**Dataset rows**.
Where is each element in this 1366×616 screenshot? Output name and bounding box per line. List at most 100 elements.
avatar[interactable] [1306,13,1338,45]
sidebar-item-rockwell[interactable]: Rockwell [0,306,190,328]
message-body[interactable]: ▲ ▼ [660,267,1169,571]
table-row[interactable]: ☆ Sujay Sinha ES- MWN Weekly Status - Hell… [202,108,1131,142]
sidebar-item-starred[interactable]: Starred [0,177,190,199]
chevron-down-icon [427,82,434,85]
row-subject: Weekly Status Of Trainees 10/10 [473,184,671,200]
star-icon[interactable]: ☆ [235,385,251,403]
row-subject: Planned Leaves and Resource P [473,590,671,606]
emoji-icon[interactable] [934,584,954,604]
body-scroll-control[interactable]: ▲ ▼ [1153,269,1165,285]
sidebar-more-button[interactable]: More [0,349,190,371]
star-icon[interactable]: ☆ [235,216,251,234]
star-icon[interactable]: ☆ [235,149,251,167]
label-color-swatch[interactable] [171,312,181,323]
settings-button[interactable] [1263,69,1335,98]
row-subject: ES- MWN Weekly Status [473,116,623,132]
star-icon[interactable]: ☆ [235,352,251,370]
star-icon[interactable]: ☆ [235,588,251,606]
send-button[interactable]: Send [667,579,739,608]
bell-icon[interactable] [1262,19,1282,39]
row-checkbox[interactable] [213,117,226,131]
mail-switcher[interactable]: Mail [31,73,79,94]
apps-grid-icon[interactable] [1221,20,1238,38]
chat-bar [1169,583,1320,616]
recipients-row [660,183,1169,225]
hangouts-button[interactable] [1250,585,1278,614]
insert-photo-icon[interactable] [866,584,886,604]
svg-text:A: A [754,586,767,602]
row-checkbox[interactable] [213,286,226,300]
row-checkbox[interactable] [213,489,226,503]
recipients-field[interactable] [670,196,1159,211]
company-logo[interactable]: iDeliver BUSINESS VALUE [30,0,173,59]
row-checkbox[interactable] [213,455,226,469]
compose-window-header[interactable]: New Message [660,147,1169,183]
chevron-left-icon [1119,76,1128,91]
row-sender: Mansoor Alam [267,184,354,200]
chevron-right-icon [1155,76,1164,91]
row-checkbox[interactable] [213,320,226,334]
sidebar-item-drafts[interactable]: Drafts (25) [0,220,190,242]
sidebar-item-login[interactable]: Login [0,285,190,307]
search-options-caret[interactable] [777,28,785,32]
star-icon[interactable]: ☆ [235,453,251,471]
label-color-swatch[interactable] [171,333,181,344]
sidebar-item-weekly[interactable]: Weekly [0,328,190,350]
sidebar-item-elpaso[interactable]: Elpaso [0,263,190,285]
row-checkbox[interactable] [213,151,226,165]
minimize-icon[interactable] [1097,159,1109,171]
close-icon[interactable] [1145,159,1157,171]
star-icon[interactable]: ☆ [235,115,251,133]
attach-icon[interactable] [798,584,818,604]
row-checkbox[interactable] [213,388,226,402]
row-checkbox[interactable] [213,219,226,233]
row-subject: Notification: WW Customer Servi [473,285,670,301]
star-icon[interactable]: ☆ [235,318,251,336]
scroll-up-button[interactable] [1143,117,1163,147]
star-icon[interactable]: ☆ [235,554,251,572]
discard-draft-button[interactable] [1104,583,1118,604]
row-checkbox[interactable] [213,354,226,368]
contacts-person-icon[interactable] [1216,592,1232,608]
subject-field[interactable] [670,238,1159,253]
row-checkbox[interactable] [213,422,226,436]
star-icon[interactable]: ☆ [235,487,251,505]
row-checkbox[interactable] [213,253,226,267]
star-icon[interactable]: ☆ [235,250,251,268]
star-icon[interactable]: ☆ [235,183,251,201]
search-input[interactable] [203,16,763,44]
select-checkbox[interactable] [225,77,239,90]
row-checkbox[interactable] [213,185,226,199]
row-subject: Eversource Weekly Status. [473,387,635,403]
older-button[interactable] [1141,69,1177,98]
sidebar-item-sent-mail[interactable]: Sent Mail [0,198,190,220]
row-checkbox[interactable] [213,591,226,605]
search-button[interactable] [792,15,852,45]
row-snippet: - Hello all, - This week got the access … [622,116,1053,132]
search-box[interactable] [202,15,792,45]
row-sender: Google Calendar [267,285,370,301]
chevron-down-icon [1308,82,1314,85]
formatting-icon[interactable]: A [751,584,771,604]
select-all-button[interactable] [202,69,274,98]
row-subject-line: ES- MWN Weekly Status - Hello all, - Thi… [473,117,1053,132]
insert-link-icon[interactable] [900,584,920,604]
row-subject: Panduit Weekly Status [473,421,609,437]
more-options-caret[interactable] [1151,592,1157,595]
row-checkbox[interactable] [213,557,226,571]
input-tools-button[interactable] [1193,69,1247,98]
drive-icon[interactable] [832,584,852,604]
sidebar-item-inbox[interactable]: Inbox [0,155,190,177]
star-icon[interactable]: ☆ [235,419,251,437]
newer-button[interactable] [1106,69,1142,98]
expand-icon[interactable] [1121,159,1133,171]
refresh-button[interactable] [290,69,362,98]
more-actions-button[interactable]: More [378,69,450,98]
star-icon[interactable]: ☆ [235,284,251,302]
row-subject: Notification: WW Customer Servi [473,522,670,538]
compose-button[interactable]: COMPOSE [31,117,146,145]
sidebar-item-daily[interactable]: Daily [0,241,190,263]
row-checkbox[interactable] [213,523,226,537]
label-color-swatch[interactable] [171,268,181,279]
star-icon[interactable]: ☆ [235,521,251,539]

**The request**. Rewrite the lines above so that each "star-icon" reads "favorite-icon" and nothing else changes.

**Reply**.
Where is each element in this 1366×616 screenshot? Output name and bounding box per line. List at most 100 elements.
avatar[interactable] [1306,13,1338,45]
sidebar-item-rockwell[interactable]: Rockwell [0,306,190,328]
message-body[interactable]: ▲ ▼ [660,267,1169,571]
table-row[interactable]: ☆ Sujay Sinha ES- MWN Weekly Status - Hell… [202,108,1131,142]
sidebar-item-starred[interactable]: Starred [0,177,190,199]
chevron-down-icon [427,82,434,85]
row-subject: Weekly Status Of Trainees 10/10 [473,184,671,200]
favorite-icon[interactable]: ☆ [235,385,251,403]
row-subject: Planned Leaves and Resource P [473,590,671,606]
emoji-icon[interactable] [934,584,954,604]
body-scroll-control[interactable]: ▲ ▼ [1153,269,1165,285]
sidebar-more-button[interactable]: More [0,349,190,371]
favorite-icon[interactable]: ☆ [235,216,251,234]
favorite-icon[interactable]: ☆ [235,149,251,167]
label-color-swatch[interactable] [171,312,181,323]
settings-button[interactable] [1263,69,1335,98]
row-subject: ES- MWN Weekly Status [473,116,623,132]
favorite-icon[interactable]: ☆ [235,352,251,370]
favorite-icon[interactable]: ☆ [235,588,251,606]
send-button[interactable]: Send [667,579,739,608]
bell-icon[interactable] [1262,19,1282,39]
row-checkbox[interactable] [213,117,226,131]
mail-switcher[interactable]: Mail [31,73,79,94]
apps-grid-icon[interactable] [1221,20,1238,38]
chat-bar [1169,583,1320,616]
recipients-row [660,183,1169,225]
hangouts-button[interactable] [1250,585,1278,614]
insert-photo-icon[interactable] [866,584,886,604]
svg-text:A: A [754,586,767,602]
row-checkbox[interactable] [213,286,226,300]
row-checkbox[interactable] [213,489,226,503]
recipients-field[interactable] [670,196,1159,211]
company-logo[interactable]: iDeliver BUSINESS VALUE [30,0,173,59]
row-checkbox[interactable] [213,455,226,469]
compose-window-header[interactable]: New Message [660,147,1169,183]
chevron-left-icon [1119,76,1128,91]
row-sender: Mansoor Alam [267,184,354,200]
chevron-right-icon [1155,76,1164,91]
row-checkbox[interactable] [213,320,226,334]
sidebar-item-drafts[interactable]: Drafts (25) [0,220,190,242]
sidebar-item-login[interactable]: Login [0,285,190,307]
search-options-caret[interactable] [777,28,785,32]
favorite-icon[interactable]: ☆ [235,453,251,471]
label-color-swatch[interactable] [171,333,181,344]
sidebar-item-weekly[interactable]: Weekly [0,328,190,350]
sidebar-item-elpaso[interactable]: Elpaso [0,263,190,285]
row-checkbox[interactable] [213,151,226,165]
minimize-icon[interactable] [1097,159,1109,171]
close-icon[interactable] [1145,159,1157,171]
favorite-icon[interactable]: ☆ [235,115,251,133]
attach-icon[interactable] [798,584,818,604]
row-checkbox[interactable] [213,388,226,402]
row-checkbox[interactable] [213,219,226,233]
row-subject: Notification: WW Customer Servi [473,285,670,301]
favorite-icon[interactable]: ☆ [235,318,251,336]
scroll-up-button[interactable] [1143,117,1163,147]
favorite-icon[interactable]: ☆ [235,554,251,572]
discard-draft-button[interactable] [1104,583,1118,604]
row-checkbox[interactable] [213,354,226,368]
contacts-person-icon[interactable] [1216,592,1232,608]
subject-field[interactable] [670,238,1159,253]
row-checkbox[interactable] [213,422,226,436]
favorite-icon[interactable]: ☆ [235,487,251,505]
row-checkbox[interactable] [213,253,226,267]
favorite-icon[interactable]: ☆ [235,250,251,268]
favorite-icon[interactable]: ☆ [235,183,251,201]
search-input[interactable] [203,16,763,44]
select-checkbox[interactable] [225,77,239,90]
row-checkbox[interactable] [213,185,226,199]
row-subject: Eversource Weekly Status. [473,387,635,403]
older-button[interactable] [1141,69,1177,98]
sidebar-item-sent-mail[interactable]: Sent Mail [0,198,190,220]
row-checkbox[interactable] [213,591,226,605]
search-button[interactable] [792,15,852,45]
row-snippet: - Hello all, - This week got the access … [622,116,1053,132]
search-box[interactable] [202,15,792,45]
row-sender: Google Calendar [267,285,370,301]
chevron-down-icon [1308,82,1314,85]
formatting-icon[interactable]: A [751,584,771,604]
select-all-button[interactable] [202,69,274,98]
row-subject-line: ES- MWN Weekly Status - Hello all, - Thi… [473,117,1053,132]
insert-link-icon[interactable] [900,584,920,604]
row-subject: Panduit Weekly Status [473,421,609,437]
more-options-caret[interactable] [1151,592,1157,595]
row-checkbox[interactable] [213,557,226,571]
input-tools-button[interactable] [1193,69,1247,98]
drive-icon[interactable] [832,584,852,604]
sidebar-item-inbox[interactable]: Inbox [0,155,190,177]
favorite-icon[interactable]: ☆ [235,419,251,437]
newer-button[interactable] [1106,69,1142,98]
expand-icon[interactable] [1121,159,1133,171]
refresh-button[interactable] [290,69,362,98]
more-actions-button[interactable]: More [378,69,450,98]
favorite-icon[interactable]: ☆ [235,284,251,302]
row-subject: Notification: WW Customer Servi [473,522,670,538]
compose-button[interactable]: COMPOSE [31,117,146,145]
sidebar-item-daily[interactable]: Daily [0,241,190,263]
row-checkbox[interactable] [213,523,226,537]
label-color-swatch[interactable] [171,268,181,279]
favorite-icon[interactable]: ☆ [235,521,251,539]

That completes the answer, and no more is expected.